> [Stored records]
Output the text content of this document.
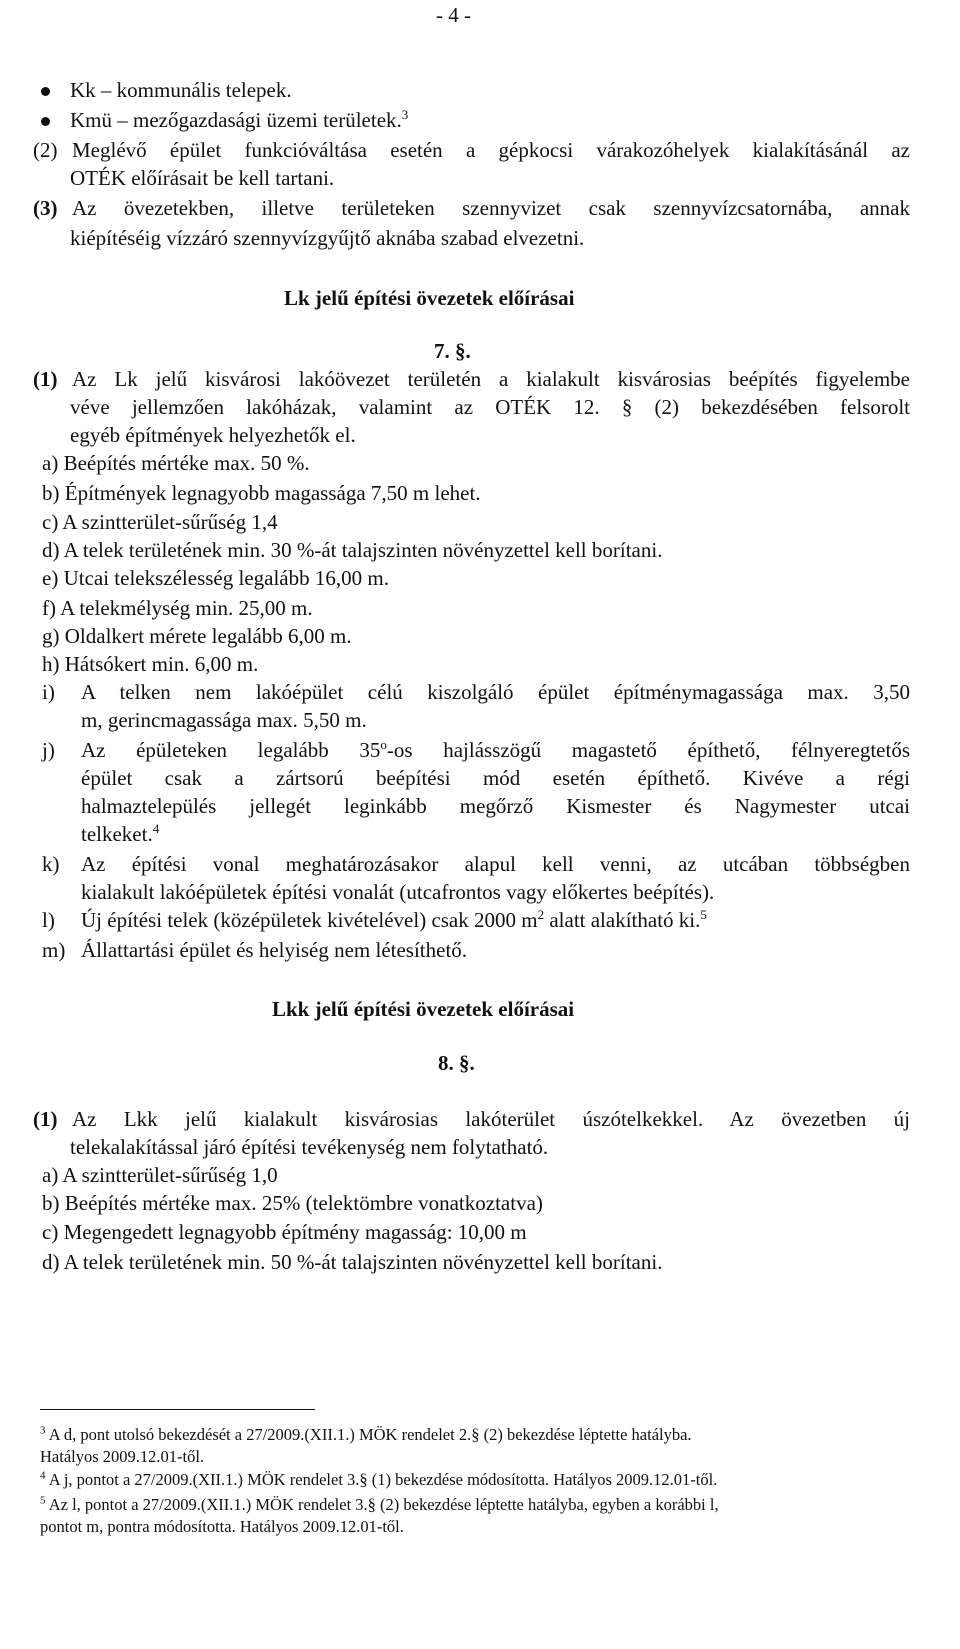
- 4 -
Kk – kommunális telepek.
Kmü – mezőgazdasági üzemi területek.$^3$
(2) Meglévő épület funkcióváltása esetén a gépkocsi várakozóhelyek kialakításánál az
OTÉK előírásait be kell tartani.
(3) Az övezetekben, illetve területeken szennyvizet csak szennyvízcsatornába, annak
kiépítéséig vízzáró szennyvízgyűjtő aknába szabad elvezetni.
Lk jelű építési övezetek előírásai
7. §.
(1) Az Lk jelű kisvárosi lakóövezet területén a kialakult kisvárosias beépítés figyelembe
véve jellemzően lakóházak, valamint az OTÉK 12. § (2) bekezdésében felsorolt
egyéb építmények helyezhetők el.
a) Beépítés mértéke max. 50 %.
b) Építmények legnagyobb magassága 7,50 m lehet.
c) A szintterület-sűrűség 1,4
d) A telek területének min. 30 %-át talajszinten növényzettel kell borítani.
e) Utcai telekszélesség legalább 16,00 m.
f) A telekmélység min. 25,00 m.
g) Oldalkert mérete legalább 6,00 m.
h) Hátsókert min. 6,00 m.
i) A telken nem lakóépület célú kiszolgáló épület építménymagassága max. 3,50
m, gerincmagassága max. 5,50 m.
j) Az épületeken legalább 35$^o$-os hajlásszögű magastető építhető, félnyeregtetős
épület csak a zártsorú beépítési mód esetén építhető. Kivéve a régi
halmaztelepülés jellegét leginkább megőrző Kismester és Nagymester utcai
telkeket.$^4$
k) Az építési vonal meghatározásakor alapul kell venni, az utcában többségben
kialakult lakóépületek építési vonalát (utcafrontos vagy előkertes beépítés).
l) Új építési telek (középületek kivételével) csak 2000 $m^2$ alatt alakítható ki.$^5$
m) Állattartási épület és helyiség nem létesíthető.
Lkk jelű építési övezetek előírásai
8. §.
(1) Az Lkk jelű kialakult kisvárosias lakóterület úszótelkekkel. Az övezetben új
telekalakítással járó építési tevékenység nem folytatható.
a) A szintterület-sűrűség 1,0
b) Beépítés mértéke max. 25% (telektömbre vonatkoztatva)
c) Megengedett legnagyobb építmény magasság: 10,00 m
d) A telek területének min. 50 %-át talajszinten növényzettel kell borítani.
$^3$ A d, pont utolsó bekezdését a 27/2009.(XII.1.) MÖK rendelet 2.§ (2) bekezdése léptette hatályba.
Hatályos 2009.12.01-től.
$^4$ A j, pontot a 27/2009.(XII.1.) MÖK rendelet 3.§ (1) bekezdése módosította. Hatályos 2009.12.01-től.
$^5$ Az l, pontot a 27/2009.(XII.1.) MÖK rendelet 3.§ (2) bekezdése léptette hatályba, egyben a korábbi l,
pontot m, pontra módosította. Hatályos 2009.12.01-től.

> [Task details]
How many lines of the data hold the string "hatályba"? Reply with the number alone.

> [Solved problem]
2